Provided information –
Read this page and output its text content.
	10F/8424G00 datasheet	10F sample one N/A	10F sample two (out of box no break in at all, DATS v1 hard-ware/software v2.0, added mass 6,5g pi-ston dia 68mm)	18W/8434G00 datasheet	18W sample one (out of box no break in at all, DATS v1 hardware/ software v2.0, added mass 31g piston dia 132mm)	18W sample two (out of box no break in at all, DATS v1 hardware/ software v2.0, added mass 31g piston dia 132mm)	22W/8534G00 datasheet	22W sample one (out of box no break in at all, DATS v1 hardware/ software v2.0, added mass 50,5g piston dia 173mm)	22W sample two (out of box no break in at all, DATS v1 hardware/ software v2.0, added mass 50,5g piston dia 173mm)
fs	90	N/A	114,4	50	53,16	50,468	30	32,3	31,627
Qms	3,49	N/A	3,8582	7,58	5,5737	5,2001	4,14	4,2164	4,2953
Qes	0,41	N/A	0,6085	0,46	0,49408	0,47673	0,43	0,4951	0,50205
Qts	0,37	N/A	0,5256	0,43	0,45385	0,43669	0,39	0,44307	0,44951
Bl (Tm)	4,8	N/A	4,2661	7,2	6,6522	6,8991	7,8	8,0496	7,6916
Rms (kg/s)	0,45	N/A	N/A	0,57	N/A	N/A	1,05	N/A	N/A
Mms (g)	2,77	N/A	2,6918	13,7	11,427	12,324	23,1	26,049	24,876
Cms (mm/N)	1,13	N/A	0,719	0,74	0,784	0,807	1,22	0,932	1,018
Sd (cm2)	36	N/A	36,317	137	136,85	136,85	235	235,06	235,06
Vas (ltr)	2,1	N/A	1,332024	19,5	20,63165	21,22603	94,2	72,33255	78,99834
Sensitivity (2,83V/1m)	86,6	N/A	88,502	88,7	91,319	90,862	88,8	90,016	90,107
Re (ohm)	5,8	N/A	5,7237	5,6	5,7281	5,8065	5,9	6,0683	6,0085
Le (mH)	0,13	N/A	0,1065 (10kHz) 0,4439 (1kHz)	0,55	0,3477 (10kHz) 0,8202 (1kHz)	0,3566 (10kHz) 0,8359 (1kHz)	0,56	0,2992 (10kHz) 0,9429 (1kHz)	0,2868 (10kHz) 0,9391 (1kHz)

---

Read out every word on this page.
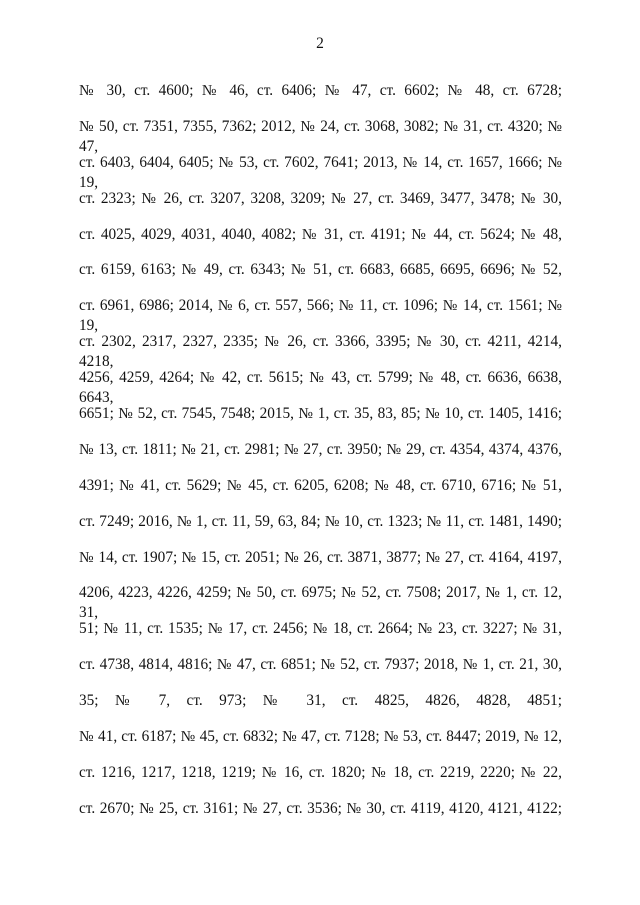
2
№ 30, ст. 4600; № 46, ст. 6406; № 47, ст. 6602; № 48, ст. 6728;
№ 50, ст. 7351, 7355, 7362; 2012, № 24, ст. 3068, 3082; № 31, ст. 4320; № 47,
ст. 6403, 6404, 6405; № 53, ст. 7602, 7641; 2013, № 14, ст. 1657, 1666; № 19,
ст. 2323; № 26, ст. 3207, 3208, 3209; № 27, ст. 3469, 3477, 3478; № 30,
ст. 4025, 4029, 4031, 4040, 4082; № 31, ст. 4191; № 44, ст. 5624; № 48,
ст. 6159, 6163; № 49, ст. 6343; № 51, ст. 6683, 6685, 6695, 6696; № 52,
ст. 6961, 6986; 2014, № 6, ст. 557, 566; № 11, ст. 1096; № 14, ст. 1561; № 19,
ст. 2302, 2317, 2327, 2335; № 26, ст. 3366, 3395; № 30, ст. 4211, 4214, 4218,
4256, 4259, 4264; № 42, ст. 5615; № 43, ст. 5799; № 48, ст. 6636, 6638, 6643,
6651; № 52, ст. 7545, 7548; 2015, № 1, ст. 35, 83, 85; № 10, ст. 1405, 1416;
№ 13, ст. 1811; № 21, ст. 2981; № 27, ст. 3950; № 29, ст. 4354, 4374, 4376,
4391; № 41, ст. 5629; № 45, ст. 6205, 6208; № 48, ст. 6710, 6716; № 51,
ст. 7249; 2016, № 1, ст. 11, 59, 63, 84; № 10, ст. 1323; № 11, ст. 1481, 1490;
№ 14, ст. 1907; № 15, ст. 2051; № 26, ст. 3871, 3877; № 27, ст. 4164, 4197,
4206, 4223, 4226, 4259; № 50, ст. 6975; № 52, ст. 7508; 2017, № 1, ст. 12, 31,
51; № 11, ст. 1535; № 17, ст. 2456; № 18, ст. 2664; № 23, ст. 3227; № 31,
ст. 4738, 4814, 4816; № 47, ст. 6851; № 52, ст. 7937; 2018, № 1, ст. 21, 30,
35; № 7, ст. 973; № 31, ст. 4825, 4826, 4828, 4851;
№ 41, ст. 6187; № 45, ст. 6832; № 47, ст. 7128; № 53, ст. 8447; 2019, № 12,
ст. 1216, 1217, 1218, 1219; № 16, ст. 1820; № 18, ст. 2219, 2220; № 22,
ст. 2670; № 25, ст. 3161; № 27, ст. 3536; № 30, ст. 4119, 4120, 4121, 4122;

Task instructions – Check each line above for the string "Read" and show the ones that have it.

Result –
Read this page and output its text content.
Read out every word on this page.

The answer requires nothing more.